** START Source document **
Welcome to the Puritan JungleEver since Bookslut has taken off, we haven't had time to review books the same way we used to. Originally, we tried to judge books on their literary merits, after giving them a close reading and careful analysis. Those days are gone. Time constraints have forced us to make judgements about books based solely on (a) their cover art, and (b) how easily they can be made into parlor games. It is admittedly not a perfect system for reviewing books, but it's still better than Salon.
I'm happy to report that The Puritan Jungle, Sara Harris' looooooong-out-of-print
1969 book about "America's flourishing sexual subculture, where
anything goes," is an unqualified success on both counts. The cover features a watercolor painting of two couples in various states of undress. The women are wearing only underwear, and look bored and disaffected, or possibly both. The men are both wearing tight pants and no shirts. They have nice pecs. They both look about 50. I don't think this was intentional, as 50-year-old men very seldom have chests as rock-hard as these guys. In spite of the scantily clad women next to them, the men also seem bored. They are not visibly erect, which seems odd, as the women are hot in a watercolor sort of way. Perhaps they're gay. Luckily for them, anything goes in America's "shocking sexual wasteland," where one can encounter "prostitutes, pimps, homosexuals, vice cops, (and) wife swappers." (This is an easy joke -- that's why I made it -- but I grudgingly admit that author Harris is unusually progressive, particularly on the issue of gay rights, for a mainstream journalist writing in 1969.)
** END Source document **
** START Entries shown **
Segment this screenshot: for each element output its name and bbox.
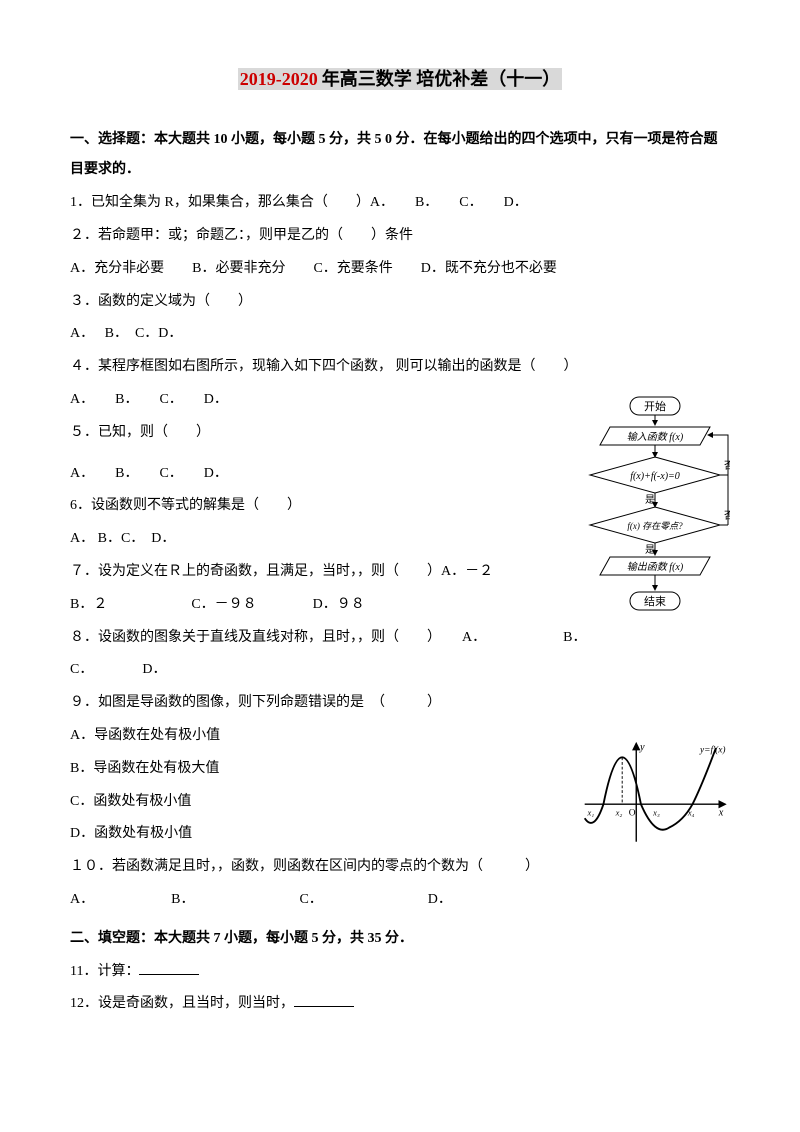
g-x3: x₃ <box>652 807 660 817</box>
q11: 11．计算： <box>70 957 730 988</box>
g-xlabel: x <box>718 807 724 818</box>
q1: 1．已知全集为 R，如果集合，那么集合（ ）A． B． C． D． <box>70 188 730 219</box>
g-x2: x₂ <box>615 807 623 817</box>
derivative-graph: y x O y=f'(x) x₁ x₂ x₃ x₄ <box>580 735 730 850</box>
q12-text: 12．设是奇函数，且当时，则当时， <box>70 996 294 1011</box>
title-rest: 年高三数学 培优补差（十一） <box>320 68 563 90</box>
fc-end: 结束 <box>644 595 666 608</box>
q3-opts: A． B． C．D． <box>70 319 730 350</box>
q8-opts: C． D． <box>70 655 730 686</box>
q2: ２．若命题甲：或；命题乙：，则甲是乙的（ ）条件 <box>70 221 730 252</box>
q10-opts: A． B． C． D． <box>70 885 730 916</box>
q11-text: 11．计算： <box>70 964 139 979</box>
q9: ９．如图是导函数的图像，则下列命题错误的是 （ ） <box>70 688 730 719</box>
title-year: 2019-2020 <box>238 68 320 90</box>
fc-no2: 否 <box>724 510 730 522</box>
g-x4: x₄ <box>687 807 695 817</box>
q3: ３．函数的定义域为（ ） <box>70 287 730 318</box>
section2-header: 二、填空题：本大题共 7 小题，每小题 5 分，共 35 分． <box>70 924 730 955</box>
q4: ４．某程序框图如右图所示，现输入如下四个函数， 则可以输出的函数是（ ） <box>70 352 730 383</box>
g-curve: y=f'(x) <box>699 745 725 756</box>
flowchart-diagram: 开始 输入函数 f(x) f(x)+f(-x)=0 是 否 f(x) 存在零点?… <box>580 395 730 625</box>
section1-header: 一、选择题：本大题共 10 小题，每小题 5 分，共 5 0 分．在每小题给出的… <box>70 125 730 187</box>
fc-output: 输出函数 f(x) <box>627 561 684 573</box>
g-ylabel: y <box>639 742 645 753</box>
q12-blank <box>294 991 354 1007</box>
q11-blank <box>139 959 199 975</box>
fc-yes1: 是 <box>645 494 655 506</box>
fc-no1: 否 <box>724 460 730 472</box>
q10: １０．若函数满足且时，，函数，则函数在区间内的零点的个数为（ ） <box>70 852 730 883</box>
fc-cond1: f(x)+f(-x)=0 <box>630 471 680 482</box>
fc-input: 输入函数 f(x) <box>627 431 684 443</box>
q2-opts: A．充分非必要 B．必要非充分 C．充要条件 D．既不充分也不必要 <box>70 254 730 285</box>
q12: 12．设是奇函数，且当时，则当时， <box>70 989 730 1020</box>
fc-start: 开始 <box>644 399 666 413</box>
page-title: 2019-2020年高三数学 培优补差（十一） <box>70 60 730 100</box>
fc-cond2: f(x) 存在零点? <box>627 521 683 531</box>
q8: ８．设函数的图象关于直线及直线对称，且时，，则（ ） A． B． <box>70 623 730 654</box>
fc-yes2: 是 <box>645 544 655 556</box>
g-x1: x₁ <box>587 807 595 817</box>
g-origin: O <box>629 808 636 818</box>
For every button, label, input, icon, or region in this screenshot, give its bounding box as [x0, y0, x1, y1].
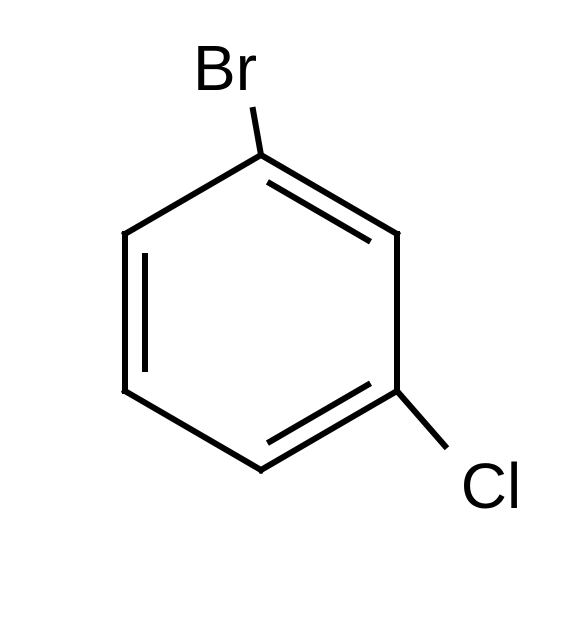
bond-C4-C5	[125, 391, 261, 470]
bond-C3-C4	[261, 391, 397, 470]
atom-label-br: Br	[193, 32, 257, 104]
atom-label-cl: Cl	[461, 450, 521, 522]
substituent-bond-Br	[253, 110, 261, 155]
substituent-bond-Cl	[397, 391, 445, 446]
molecule-diagram: Br Cl	[0, 0, 561, 640]
bond-C6-C1	[125, 155, 261, 234]
bond-C1-C2	[261, 155, 397, 234]
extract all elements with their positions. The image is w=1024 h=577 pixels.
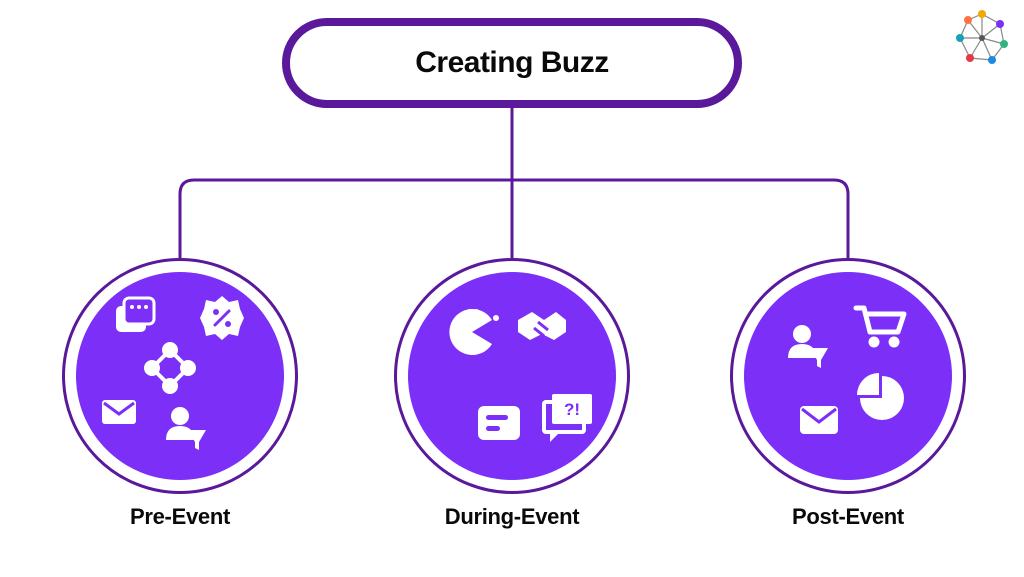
discount-badge-icon [200,296,244,340]
node-during-label: During-Event [394,504,630,530]
network-node-icon [146,344,194,392]
node-during-icons: ?! [408,272,616,480]
title-pill: Creating Buzz [282,18,742,108]
mail-icon [102,400,136,424]
game-icon [449,309,499,355]
pie-chart-icon [857,373,904,420]
poll-box-icon [478,406,520,440]
person-funnel-icon [166,407,206,450]
qa-bubble-icon: ?! [544,394,592,442]
cart-icon [856,308,904,347]
title-text: Creating Buzz [415,46,609,80]
node-during-event: ?! [394,258,630,494]
person-funnel-icon [788,325,828,368]
diagram-root: Creating Buzz [0,0,1024,577]
handshake-icon [518,312,566,340]
node-post-icons [744,272,952,480]
svg-text:?!: ?! [564,400,580,419]
node-post-label: Post-Event [730,504,966,530]
node-post-event [730,258,966,494]
node-pre-label: Pre-Event [62,504,298,530]
squares-dots-icon [116,298,154,332]
node-pre-icons [76,272,284,480]
mail-icon [800,406,838,434]
node-pre-event [62,258,298,494]
brand-logo [954,10,1010,66]
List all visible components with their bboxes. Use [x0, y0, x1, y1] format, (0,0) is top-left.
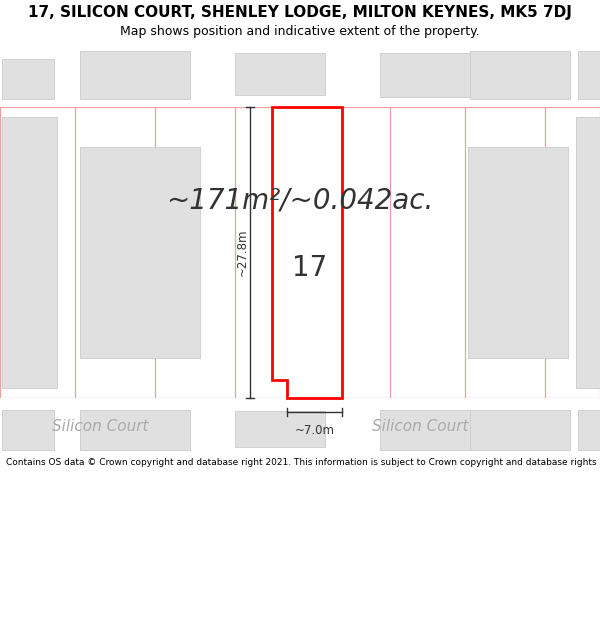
Text: Silicon Court: Silicon Court [52, 419, 148, 434]
Text: ~7.0m: ~7.0m [295, 424, 335, 437]
Text: ~171m²/~0.042ac.: ~171m²/~0.042ac. [166, 186, 434, 214]
Text: 17: 17 [292, 254, 328, 281]
Bar [468, 147, 568, 358]
Bar [470, 410, 570, 450]
Bar [2, 410, 54, 450]
Bar [0, 398, 600, 455]
Bar [80, 410, 190, 450]
Bar [80, 147, 200, 358]
Bar [380, 53, 470, 97]
Bar [235, 53, 325, 95]
Text: Contains OS data © Crown copyright and database right 2021. This information is : Contains OS data © Crown copyright and d… [6, 458, 600, 467]
Bar [470, 51, 570, 99]
Bar [80, 51, 190, 99]
Bar [578, 51, 600, 99]
Text: 17, SILICON COURT, SHENLEY LODGE, MILTON KEYNES, MK5 7DJ: 17, SILICON COURT, SHENLEY LODGE, MILTON… [28, 6, 572, 21]
Bar [235, 411, 325, 447]
Text: Silicon Court: Silicon Court [372, 419, 468, 434]
Bar [2, 59, 54, 99]
Text: ~27.8m: ~27.8m [235, 229, 248, 276]
Bar [380, 410, 470, 450]
Text: Map shows position and indicative extent of the property.: Map shows position and indicative extent… [120, 26, 480, 39]
Bar [576, 117, 600, 388]
Polygon shape [272, 107, 342, 398]
Bar [0, 50, 600, 107]
Bar [2, 117, 57, 388]
Bar [578, 410, 600, 450]
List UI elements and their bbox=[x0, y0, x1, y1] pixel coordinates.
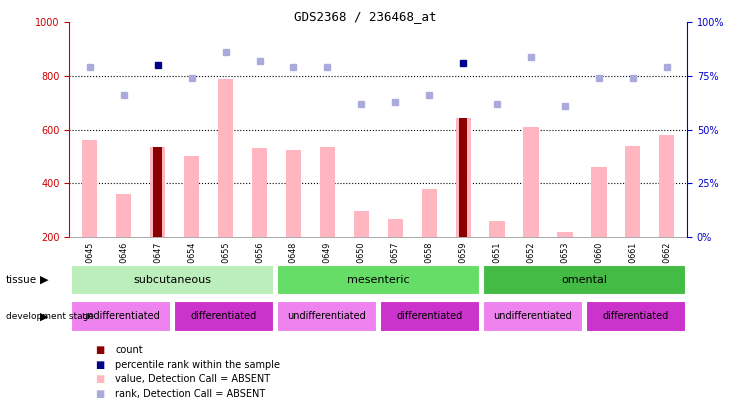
Bar bbox=[422, 189, 437, 237]
Bar bbox=[591, 167, 607, 237]
Bar bbox=[71, 301, 171, 332]
Text: ▶: ▶ bbox=[39, 311, 48, 321]
Bar bbox=[625, 146, 640, 237]
Bar bbox=[277, 264, 480, 295]
Bar bbox=[482, 264, 686, 295]
Text: value, Detection Call = ABSENT: value, Detection Call = ABSENT bbox=[115, 375, 270, 384]
Bar bbox=[459, 117, 467, 237]
Bar bbox=[252, 148, 267, 237]
Bar bbox=[490, 221, 504, 237]
Text: undifferentiated: undifferentiated bbox=[287, 311, 366, 321]
Bar bbox=[319, 147, 335, 237]
Bar bbox=[286, 150, 301, 237]
Bar bbox=[557, 232, 572, 237]
Bar bbox=[455, 117, 471, 237]
Bar bbox=[586, 301, 686, 332]
Text: mesenteric: mesenteric bbox=[347, 275, 409, 285]
Bar bbox=[116, 194, 132, 237]
Text: differentiated: differentiated bbox=[602, 311, 669, 321]
Bar bbox=[277, 301, 377, 332]
Bar bbox=[354, 211, 369, 237]
Text: undifferentiated: undifferentiated bbox=[493, 311, 572, 321]
Text: ■: ■ bbox=[95, 389, 105, 399]
Bar bbox=[387, 220, 403, 237]
Text: differentiated: differentiated bbox=[191, 311, 257, 321]
Bar bbox=[174, 301, 274, 332]
Text: ■: ■ bbox=[95, 375, 105, 384]
Text: ■: ■ bbox=[95, 345, 105, 355]
Bar bbox=[82, 140, 97, 237]
Bar bbox=[379, 301, 480, 332]
Text: tissue: tissue bbox=[6, 275, 37, 285]
Text: rank, Detection Call = ABSENT: rank, Detection Call = ABSENT bbox=[115, 389, 266, 399]
Bar bbox=[150, 147, 165, 237]
Text: omental: omental bbox=[561, 275, 607, 285]
Text: percentile rank within the sample: percentile rank within the sample bbox=[115, 360, 281, 370]
Text: count: count bbox=[115, 345, 143, 355]
Bar bbox=[659, 135, 675, 237]
Text: ■: ■ bbox=[95, 360, 105, 370]
Bar bbox=[218, 79, 233, 237]
Text: subcutaneous: subcutaneous bbox=[133, 275, 211, 285]
Bar bbox=[523, 127, 539, 237]
Text: GDS2368 / 236468_at: GDS2368 / 236468_at bbox=[295, 10, 436, 23]
Bar bbox=[71, 264, 274, 295]
Text: development stage: development stage bbox=[6, 312, 94, 321]
Bar bbox=[154, 147, 162, 237]
Bar bbox=[482, 301, 583, 332]
Text: undifferentiated: undifferentiated bbox=[82, 311, 160, 321]
Text: differentiated: differentiated bbox=[397, 311, 463, 321]
Bar bbox=[184, 156, 200, 237]
Text: ▶: ▶ bbox=[39, 275, 48, 285]
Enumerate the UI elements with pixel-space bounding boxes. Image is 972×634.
** END Entries shown **
▶ _Task details_: Retype the review of The Puritan Jungle word for word, beginning at "Welcome to the" and stopping after "better than Salon.".

▶ _Reply_:
Welcome to the Puritan JungleEver since Bookslut has taken off, we haven't had time to review books the same way we used to. Originally, we tried to judge books on their literary merits, after giving them a close reading and careful analysis. Those days are gone. Time constraints have forced us to make judgements about books based solely on (a) their cover art, and (b) how easily they can be made into parlor games. It is admittedly not a perfect system for reviewing books, but it's still better than Salon.